[[ Supplied data, beginning ]]
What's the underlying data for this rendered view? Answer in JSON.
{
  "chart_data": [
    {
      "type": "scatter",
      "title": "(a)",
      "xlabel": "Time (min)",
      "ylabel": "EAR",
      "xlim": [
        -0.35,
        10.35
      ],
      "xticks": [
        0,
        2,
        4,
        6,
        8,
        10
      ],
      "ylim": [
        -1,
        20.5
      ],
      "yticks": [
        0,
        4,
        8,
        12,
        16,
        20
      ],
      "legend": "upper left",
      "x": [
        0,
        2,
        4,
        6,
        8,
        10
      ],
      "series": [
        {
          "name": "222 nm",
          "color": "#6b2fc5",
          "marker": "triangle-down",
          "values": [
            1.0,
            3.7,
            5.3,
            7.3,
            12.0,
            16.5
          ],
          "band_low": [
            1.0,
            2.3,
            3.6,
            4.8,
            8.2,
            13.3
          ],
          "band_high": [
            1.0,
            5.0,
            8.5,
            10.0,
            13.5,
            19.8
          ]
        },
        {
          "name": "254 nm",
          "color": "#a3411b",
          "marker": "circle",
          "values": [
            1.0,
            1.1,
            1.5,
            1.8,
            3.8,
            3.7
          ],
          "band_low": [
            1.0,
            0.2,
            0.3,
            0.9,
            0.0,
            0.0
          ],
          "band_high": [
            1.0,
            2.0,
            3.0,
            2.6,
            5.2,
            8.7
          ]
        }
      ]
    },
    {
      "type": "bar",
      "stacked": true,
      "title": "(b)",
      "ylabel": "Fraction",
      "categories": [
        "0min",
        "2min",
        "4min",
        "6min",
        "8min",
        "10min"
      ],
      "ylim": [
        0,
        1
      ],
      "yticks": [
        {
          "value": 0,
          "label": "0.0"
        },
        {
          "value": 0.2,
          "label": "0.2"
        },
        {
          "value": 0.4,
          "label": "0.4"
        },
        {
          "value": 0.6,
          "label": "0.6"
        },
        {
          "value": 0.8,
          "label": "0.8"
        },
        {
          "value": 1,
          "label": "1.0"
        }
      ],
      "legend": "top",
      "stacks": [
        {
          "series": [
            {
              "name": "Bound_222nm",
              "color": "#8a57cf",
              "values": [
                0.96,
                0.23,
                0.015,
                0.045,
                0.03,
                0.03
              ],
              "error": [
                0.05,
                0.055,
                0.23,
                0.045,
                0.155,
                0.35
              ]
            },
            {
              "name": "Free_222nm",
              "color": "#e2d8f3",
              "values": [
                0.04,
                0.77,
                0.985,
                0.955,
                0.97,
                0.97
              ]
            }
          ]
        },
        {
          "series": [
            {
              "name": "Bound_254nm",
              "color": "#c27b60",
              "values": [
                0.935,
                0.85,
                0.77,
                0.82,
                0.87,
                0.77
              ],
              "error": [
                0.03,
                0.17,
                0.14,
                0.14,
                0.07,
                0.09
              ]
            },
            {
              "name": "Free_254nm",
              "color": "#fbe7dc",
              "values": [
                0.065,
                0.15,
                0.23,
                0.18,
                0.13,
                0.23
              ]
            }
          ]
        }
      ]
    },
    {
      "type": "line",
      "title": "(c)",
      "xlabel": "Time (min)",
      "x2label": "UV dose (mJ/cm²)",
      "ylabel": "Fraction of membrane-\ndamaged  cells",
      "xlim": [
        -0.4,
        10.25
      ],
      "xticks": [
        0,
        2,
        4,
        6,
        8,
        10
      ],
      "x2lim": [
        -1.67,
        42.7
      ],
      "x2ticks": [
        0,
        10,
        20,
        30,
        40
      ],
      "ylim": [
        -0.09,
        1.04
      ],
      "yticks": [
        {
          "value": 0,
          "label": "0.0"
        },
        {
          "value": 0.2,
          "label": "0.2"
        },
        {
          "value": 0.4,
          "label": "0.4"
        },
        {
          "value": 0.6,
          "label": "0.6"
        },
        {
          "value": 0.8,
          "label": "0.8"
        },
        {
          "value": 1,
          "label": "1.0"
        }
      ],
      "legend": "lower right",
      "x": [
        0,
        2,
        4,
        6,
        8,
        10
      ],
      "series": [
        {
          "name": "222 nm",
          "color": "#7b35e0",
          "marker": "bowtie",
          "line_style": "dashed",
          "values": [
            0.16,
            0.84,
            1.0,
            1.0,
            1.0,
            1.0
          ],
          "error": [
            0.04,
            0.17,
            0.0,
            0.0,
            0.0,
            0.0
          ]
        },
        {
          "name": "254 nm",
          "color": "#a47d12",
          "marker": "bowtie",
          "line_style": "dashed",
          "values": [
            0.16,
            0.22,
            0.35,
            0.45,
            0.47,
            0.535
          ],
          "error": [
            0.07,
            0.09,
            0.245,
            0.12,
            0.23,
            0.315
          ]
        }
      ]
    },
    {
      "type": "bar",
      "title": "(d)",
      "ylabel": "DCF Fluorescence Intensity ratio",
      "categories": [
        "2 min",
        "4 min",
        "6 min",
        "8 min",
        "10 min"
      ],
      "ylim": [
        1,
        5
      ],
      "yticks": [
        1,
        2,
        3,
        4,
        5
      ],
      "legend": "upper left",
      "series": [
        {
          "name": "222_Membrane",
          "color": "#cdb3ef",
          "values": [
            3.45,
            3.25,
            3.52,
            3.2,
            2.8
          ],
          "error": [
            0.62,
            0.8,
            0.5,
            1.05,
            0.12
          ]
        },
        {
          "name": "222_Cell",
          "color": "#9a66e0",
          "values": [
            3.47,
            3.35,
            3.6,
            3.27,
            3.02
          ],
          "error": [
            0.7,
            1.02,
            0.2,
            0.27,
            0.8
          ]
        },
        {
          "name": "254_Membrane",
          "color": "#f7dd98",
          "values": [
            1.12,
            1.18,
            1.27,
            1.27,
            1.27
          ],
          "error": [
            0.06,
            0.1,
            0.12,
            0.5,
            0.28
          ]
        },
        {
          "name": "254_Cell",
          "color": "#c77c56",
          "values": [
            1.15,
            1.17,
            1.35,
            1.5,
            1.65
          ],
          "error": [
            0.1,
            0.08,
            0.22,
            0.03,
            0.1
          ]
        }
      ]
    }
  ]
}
[[ Supplied data, end ]]
[[ Supplied data, beginning ]]
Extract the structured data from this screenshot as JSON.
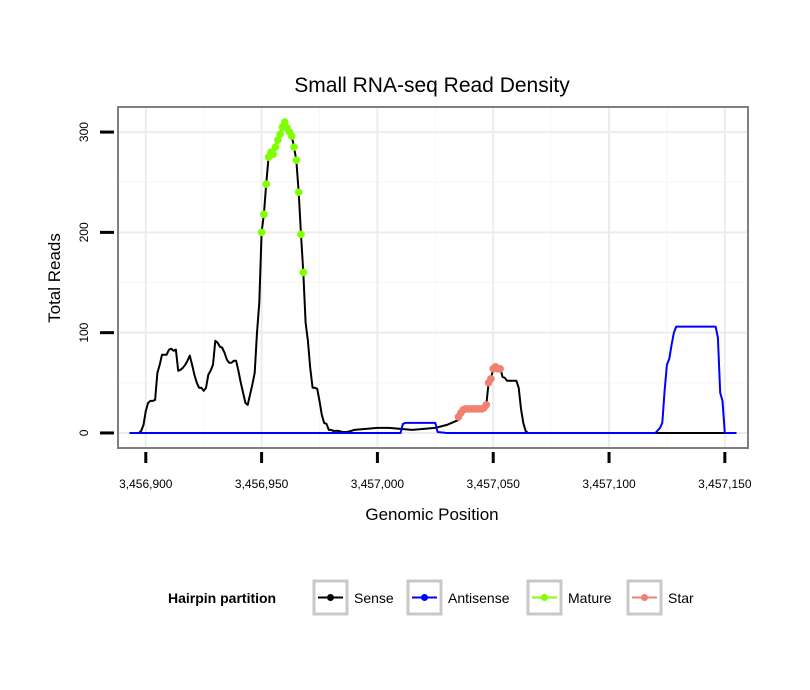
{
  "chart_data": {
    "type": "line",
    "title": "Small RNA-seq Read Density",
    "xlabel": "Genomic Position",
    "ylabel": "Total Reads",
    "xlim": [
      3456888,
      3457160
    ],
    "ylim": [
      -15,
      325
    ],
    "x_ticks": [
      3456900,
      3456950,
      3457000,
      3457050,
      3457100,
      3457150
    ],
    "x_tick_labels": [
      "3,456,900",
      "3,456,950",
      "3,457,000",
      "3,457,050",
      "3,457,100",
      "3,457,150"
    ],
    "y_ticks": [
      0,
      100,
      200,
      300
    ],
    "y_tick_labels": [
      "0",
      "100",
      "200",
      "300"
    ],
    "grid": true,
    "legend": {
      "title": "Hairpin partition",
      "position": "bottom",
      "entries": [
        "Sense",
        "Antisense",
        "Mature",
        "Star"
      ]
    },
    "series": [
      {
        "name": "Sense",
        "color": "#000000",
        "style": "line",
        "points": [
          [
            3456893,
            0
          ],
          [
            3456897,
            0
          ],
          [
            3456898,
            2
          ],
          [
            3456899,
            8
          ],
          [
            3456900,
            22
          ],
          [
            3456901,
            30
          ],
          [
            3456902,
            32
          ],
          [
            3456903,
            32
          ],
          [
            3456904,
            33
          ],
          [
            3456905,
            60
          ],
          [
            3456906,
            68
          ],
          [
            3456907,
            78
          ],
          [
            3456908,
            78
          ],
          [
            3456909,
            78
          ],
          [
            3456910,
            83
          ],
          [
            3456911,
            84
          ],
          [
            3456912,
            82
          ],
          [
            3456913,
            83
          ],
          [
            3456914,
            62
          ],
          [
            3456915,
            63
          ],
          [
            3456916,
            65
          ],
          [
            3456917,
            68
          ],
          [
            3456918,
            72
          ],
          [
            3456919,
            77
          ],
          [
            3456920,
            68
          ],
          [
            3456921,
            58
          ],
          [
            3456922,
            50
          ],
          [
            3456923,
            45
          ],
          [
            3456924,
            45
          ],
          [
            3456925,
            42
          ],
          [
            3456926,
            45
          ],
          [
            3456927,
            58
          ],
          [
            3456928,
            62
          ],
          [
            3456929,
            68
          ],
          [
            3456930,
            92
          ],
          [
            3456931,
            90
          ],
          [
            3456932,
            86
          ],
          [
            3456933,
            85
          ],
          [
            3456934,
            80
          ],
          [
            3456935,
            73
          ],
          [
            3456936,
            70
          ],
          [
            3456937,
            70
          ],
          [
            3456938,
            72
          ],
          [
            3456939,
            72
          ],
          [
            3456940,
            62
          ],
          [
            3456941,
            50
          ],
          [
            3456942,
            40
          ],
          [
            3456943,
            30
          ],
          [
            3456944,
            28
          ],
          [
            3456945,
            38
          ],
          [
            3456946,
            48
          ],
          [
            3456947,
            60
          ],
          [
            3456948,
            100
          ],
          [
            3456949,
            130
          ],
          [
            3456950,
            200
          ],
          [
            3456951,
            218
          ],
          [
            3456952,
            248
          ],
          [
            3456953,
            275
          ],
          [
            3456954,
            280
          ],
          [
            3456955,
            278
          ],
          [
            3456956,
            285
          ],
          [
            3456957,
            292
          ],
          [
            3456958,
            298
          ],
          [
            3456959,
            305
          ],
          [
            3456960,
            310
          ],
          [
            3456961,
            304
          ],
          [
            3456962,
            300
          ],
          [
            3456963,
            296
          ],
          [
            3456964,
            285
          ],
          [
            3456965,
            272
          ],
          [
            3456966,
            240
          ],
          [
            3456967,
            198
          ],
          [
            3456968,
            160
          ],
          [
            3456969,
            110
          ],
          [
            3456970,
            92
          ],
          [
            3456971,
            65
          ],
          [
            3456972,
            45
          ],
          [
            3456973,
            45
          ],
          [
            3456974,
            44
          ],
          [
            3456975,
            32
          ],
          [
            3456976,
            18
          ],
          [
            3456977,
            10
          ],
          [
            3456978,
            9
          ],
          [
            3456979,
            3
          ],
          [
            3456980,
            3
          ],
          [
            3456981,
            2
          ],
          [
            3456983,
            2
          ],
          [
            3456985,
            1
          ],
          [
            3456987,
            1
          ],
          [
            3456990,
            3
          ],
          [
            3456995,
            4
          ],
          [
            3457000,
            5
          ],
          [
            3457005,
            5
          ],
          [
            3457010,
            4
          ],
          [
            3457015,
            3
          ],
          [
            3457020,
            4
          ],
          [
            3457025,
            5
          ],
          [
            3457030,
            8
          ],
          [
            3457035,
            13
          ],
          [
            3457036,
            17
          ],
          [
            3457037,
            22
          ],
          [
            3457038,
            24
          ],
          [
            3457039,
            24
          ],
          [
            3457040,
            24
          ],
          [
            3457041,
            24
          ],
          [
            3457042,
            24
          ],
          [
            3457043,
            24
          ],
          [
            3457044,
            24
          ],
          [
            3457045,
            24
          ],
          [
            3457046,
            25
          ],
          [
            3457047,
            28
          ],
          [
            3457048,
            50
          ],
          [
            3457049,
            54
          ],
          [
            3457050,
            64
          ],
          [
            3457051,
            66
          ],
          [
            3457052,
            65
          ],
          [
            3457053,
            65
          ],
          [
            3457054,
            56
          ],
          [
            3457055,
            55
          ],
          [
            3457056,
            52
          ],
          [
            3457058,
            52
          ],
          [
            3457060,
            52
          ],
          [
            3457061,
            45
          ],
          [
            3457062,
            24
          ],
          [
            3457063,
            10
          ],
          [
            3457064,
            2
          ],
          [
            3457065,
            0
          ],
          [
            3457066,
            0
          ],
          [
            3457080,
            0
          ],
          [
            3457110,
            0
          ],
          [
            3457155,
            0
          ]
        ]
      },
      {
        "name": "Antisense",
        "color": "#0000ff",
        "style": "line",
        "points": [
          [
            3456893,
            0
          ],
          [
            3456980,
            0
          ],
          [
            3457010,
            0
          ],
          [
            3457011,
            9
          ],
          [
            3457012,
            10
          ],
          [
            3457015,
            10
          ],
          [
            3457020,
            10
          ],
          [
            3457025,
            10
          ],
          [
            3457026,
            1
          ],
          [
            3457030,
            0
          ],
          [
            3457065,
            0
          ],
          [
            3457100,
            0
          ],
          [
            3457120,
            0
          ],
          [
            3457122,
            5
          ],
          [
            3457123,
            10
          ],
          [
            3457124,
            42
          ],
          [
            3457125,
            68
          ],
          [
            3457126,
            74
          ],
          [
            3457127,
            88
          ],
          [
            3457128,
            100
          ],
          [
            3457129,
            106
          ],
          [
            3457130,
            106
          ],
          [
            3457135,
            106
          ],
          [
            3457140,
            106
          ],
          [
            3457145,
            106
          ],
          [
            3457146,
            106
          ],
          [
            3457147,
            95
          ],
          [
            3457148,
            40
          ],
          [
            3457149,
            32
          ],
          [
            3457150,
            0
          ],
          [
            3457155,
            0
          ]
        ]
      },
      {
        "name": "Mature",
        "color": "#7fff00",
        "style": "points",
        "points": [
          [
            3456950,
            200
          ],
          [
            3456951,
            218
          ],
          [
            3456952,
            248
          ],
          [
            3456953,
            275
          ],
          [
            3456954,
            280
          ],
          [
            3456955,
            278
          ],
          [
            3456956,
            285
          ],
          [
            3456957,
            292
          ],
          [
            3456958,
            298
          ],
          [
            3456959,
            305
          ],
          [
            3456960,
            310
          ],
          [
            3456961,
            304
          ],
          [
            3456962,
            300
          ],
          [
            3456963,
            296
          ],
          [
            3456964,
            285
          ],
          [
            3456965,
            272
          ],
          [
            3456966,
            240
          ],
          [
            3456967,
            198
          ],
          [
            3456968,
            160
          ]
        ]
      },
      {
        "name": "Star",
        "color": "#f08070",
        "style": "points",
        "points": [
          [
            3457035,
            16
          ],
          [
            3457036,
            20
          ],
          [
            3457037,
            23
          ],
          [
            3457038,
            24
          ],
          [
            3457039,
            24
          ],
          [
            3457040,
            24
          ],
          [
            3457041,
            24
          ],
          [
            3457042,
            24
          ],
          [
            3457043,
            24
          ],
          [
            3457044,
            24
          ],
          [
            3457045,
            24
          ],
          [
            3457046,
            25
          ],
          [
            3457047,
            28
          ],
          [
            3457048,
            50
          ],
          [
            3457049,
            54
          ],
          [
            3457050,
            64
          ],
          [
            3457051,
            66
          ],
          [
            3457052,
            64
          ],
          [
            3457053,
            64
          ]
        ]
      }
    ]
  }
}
[[ Supplied data, end ]]
- _Exercise directions_:
Lines with "this" in the records above: copy every one of them.

- _Response area_:
What's the underlying data for this rendered view? Answer in JSON.
Extract the structured data from this screenshot as JSON.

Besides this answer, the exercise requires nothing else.